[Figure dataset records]
════════

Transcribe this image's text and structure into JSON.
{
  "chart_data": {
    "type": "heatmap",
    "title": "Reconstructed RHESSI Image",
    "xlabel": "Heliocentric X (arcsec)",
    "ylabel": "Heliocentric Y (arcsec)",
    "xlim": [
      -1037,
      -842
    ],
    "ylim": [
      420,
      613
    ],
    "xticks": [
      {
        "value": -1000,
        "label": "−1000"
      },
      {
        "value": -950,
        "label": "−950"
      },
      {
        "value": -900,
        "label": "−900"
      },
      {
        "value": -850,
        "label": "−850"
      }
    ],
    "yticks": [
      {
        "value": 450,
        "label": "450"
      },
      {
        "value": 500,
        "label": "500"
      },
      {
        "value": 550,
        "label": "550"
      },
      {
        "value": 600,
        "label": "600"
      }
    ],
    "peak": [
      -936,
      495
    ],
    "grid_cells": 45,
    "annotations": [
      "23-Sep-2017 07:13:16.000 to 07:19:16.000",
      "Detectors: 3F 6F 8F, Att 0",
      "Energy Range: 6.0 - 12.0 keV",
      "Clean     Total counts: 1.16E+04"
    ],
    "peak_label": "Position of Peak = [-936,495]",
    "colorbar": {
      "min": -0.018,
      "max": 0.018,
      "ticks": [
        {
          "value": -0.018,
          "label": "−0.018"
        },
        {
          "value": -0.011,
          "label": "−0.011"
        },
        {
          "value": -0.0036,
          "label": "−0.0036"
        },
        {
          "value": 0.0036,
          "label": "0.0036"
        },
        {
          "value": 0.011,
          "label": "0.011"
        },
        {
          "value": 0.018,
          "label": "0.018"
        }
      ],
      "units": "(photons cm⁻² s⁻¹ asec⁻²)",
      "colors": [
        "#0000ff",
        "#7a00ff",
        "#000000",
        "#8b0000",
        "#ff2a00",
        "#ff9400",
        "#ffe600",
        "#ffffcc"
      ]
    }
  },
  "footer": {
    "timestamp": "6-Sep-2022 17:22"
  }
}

════════

Your task
Each entry above is to be set down again in exactly the same words.

Completed task
Transcribe this image's text and structure into JSON.
{
  "chart_data": {
    "type": "heatmap",
    "title": "Reconstructed RHESSI Image",
    "xlabel": "Heliocentric X (arcsec)",
    "ylabel": "Heliocentric Y (arcsec)",
    "xlim": [
      -1037,
      -842
    ],
    "ylim": [
      420,
      613
    ],
    "xticks": [
      {
        "value": -1000,
        "label": "−1000"
      },
      {
        "value": -950,
        "label": "−950"
      },
      {
        "value": -900,
        "label": "−900"
      },
      {
        "value": -850,
        "label": "−850"
      }
    ],
    "yticks": [
      {
        "value": 450,
        "label": "450"
      },
      {
        "value": 500,
        "label": "500"
      },
      {
        "value": 550,
        "label": "550"
      },
      {
        "value": 600,
        "label": "600"
      }
    ],
    "peak": [
      -936,
      495
    ],
    "grid_cells": 45,
    "annotations": [
      "23-Sep-2017 07:13:16.000 to 07:19:16.000",
      "Detectors: 3F 6F 8F, Att 0",
      "Energy Range: 6.0 - 12.0 keV",
      "Clean     Total counts: 1.16E+04"
    ],
    "peak_label": "Position of Peak = [-936,495]",
    "colorbar": {
      "min": -0.018,
      "max": 0.018,
      "ticks": [
        {
          "value": -0.018,
          "label": "−0.018"
        },
        {
          "value": -0.011,
          "label": "−0.011"
        },
        {
          "value": -0.0036,
          "label": "−0.0036"
        },
        {
          "value": 0.0036,
          "label": "0.0036"
        },
        {
          "value": 0.011,
          "label": "0.011"
        },
        {
          "value": 0.018,
          "label": "0.018"
        }
      ],
      "units": "(photons cm⁻² s⁻¹ asec⁻²)",
      "colors": [
        "#0000ff",
        "#7a00ff",
        "#000000",
        "#8b0000",
        "#ff2a00",
        "#ff9400",
        "#ffe600",
        "#ffffcc"
      ]
    }
  },
  "footer": {
    "timestamp": "6-Sep-2022 17:22"
  }
}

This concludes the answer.